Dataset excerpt
● ● ● ● ● ● ●
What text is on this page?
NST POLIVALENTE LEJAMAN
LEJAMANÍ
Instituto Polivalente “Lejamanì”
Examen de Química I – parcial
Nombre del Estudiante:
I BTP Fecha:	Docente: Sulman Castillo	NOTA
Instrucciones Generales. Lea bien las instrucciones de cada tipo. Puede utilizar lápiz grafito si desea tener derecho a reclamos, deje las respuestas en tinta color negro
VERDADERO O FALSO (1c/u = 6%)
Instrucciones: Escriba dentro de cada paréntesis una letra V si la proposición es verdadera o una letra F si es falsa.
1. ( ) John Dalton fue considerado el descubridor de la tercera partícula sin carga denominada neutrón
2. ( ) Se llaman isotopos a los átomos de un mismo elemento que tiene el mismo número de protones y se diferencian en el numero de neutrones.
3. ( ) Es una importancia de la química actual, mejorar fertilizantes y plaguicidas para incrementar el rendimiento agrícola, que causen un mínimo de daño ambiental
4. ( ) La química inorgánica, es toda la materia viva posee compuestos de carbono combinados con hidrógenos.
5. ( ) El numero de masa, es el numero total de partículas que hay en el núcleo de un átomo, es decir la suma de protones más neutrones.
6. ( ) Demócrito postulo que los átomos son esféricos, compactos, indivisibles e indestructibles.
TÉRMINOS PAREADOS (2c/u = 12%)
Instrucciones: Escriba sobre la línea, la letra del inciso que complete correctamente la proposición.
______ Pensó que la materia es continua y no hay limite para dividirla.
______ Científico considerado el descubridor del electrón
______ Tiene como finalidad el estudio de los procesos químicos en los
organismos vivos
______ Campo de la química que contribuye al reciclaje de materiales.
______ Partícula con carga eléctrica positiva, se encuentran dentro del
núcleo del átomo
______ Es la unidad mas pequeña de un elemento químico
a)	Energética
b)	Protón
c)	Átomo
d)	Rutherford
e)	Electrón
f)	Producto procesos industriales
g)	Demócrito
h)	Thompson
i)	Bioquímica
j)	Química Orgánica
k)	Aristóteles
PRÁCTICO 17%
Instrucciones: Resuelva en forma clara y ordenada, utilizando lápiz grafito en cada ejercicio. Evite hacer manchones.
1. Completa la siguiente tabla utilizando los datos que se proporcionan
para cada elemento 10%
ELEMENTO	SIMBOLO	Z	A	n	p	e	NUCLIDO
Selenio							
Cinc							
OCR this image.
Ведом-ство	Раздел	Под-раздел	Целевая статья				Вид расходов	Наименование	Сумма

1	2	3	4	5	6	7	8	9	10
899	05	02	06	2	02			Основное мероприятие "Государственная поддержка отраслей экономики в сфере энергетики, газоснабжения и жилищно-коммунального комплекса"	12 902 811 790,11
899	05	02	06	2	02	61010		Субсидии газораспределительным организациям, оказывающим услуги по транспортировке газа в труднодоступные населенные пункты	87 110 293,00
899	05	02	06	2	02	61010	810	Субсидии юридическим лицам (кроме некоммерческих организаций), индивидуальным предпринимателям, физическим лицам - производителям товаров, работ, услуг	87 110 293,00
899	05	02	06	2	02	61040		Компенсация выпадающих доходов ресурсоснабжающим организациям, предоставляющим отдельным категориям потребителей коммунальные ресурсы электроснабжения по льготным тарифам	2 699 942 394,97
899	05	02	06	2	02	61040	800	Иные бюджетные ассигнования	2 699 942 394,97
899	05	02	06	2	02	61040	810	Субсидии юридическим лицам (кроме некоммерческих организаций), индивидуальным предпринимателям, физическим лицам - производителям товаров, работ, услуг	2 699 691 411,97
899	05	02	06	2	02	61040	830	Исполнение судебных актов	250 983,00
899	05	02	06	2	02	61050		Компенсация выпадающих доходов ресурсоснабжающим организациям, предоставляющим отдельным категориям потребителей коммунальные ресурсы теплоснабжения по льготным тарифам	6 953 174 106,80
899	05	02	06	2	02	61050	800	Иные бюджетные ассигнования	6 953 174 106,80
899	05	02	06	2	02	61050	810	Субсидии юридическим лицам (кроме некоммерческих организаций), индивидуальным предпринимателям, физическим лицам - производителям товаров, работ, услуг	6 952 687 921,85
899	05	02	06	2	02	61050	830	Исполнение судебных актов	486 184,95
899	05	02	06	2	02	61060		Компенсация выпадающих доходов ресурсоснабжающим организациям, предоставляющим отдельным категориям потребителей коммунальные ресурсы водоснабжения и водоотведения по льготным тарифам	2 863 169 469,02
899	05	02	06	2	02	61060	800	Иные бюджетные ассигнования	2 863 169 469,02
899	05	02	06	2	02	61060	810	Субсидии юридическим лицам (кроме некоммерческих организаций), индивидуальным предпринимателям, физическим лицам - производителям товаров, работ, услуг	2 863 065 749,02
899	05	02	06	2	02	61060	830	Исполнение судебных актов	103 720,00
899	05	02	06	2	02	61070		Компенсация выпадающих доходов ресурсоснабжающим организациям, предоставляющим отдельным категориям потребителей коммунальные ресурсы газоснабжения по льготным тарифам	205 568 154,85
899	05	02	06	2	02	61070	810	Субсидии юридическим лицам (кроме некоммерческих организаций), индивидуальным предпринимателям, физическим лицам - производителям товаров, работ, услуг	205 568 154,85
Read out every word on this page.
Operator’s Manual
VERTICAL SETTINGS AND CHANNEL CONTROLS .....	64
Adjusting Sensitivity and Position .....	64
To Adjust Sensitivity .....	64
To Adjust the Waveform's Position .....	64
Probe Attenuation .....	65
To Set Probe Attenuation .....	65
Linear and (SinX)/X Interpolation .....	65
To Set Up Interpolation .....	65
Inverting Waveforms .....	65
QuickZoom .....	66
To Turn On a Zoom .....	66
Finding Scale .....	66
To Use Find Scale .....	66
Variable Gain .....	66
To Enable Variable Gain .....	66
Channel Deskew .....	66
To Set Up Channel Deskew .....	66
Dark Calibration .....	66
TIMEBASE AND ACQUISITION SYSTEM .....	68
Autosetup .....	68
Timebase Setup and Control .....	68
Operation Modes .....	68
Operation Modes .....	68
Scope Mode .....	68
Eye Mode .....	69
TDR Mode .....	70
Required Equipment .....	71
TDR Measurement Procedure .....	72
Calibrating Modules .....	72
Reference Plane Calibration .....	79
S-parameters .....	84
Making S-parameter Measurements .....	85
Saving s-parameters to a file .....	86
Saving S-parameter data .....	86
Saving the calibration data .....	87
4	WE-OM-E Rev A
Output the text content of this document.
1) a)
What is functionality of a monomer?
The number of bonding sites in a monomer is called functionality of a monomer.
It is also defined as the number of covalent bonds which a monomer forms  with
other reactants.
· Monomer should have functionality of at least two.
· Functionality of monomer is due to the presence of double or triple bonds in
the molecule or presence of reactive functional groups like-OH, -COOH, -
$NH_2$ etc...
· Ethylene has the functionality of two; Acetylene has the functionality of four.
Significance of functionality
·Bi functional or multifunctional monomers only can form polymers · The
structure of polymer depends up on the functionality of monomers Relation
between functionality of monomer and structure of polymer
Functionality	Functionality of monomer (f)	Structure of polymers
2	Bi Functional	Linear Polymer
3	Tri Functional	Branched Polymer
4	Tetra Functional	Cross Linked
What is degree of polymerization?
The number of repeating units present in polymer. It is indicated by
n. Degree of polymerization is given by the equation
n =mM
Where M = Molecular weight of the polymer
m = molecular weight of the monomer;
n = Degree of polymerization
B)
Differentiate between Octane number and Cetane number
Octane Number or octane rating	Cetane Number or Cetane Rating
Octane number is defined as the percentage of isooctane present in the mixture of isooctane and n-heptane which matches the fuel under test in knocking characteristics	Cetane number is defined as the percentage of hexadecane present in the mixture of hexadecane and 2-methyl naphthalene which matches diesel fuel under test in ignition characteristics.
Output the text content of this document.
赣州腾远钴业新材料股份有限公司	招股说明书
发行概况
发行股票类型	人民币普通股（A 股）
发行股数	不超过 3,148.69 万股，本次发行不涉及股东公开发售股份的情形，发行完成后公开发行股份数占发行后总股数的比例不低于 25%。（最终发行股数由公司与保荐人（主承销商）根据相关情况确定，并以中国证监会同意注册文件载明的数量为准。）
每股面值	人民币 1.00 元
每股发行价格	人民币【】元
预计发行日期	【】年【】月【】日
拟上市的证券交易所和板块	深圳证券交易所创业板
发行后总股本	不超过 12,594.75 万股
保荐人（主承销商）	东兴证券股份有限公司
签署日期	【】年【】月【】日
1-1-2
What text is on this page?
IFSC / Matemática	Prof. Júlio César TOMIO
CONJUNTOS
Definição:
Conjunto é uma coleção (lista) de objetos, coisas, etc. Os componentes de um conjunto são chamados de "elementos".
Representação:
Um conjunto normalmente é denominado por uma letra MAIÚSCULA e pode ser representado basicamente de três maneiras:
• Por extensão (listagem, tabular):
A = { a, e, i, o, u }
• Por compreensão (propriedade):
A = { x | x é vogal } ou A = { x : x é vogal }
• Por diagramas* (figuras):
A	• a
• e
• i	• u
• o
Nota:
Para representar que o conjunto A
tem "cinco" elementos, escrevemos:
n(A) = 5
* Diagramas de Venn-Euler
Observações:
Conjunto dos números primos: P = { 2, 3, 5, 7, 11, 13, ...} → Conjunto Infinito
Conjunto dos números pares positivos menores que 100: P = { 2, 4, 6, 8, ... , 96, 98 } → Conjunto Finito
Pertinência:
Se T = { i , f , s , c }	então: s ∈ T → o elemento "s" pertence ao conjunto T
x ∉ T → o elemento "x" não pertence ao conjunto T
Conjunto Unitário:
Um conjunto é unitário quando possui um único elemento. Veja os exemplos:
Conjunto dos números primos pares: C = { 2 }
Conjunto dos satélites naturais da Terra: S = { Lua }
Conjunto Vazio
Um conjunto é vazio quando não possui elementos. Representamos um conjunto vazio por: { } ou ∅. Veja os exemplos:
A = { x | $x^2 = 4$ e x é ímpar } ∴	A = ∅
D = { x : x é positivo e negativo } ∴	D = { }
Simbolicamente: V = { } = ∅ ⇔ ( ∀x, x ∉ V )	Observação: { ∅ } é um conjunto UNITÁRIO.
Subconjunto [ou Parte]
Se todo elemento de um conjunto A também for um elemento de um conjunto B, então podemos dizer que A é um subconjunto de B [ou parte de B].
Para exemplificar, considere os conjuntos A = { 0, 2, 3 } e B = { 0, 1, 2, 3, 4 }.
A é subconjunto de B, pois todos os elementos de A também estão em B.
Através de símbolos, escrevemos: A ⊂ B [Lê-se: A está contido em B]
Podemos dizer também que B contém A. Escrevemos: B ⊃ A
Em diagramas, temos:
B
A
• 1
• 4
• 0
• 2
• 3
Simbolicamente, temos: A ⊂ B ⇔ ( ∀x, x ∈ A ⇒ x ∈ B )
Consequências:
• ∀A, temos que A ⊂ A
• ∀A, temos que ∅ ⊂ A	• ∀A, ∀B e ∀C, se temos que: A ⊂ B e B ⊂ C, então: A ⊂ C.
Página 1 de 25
● ● ● ● ● ● ●
Work to be completed
Check each line of the records for the word "What" and extract those that contain it.

Result of this exercise
What text is on this page?
What is functionality of a monomer?
What is degree of polymerization?
What text is on this page?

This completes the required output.